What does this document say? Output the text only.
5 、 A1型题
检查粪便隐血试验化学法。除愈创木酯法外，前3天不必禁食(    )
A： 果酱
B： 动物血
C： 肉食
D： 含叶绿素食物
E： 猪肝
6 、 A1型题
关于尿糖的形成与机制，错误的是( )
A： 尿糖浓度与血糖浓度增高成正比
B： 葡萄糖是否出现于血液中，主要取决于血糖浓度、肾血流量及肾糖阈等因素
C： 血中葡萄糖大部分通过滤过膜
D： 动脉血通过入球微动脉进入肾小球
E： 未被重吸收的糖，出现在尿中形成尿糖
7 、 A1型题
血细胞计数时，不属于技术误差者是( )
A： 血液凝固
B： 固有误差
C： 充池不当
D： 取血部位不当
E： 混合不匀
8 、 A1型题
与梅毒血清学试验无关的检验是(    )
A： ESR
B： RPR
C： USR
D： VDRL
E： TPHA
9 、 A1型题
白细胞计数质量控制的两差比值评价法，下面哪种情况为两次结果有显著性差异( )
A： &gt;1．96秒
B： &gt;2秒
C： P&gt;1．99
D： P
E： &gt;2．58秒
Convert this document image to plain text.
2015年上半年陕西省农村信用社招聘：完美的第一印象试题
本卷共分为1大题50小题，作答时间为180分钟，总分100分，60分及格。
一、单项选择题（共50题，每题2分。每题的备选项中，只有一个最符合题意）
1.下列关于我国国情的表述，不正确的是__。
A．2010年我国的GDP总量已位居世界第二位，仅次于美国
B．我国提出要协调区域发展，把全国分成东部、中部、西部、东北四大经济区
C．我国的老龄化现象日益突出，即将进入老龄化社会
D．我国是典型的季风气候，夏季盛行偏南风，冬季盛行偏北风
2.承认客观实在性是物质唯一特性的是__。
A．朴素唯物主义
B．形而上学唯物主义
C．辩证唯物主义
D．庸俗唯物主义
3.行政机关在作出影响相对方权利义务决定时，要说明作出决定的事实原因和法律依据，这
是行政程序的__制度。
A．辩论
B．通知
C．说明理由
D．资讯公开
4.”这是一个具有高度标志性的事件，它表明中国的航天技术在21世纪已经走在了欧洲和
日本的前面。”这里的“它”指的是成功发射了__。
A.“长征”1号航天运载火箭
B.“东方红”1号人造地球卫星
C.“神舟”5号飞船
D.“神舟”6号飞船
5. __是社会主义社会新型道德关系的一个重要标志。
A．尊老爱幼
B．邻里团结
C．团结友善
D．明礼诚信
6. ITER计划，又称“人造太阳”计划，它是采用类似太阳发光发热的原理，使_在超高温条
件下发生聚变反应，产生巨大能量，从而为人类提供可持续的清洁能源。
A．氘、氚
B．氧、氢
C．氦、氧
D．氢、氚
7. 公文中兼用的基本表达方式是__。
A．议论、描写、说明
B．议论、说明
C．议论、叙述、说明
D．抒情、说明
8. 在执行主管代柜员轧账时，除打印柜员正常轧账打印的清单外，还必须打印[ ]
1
──────────
> **EXERCISE DETAILS**
Gather up, from the records above, each line where the word "this" appears.

> **IN RESPONSE**
What does this document say? Output the text only.
Convert this document image to plain text.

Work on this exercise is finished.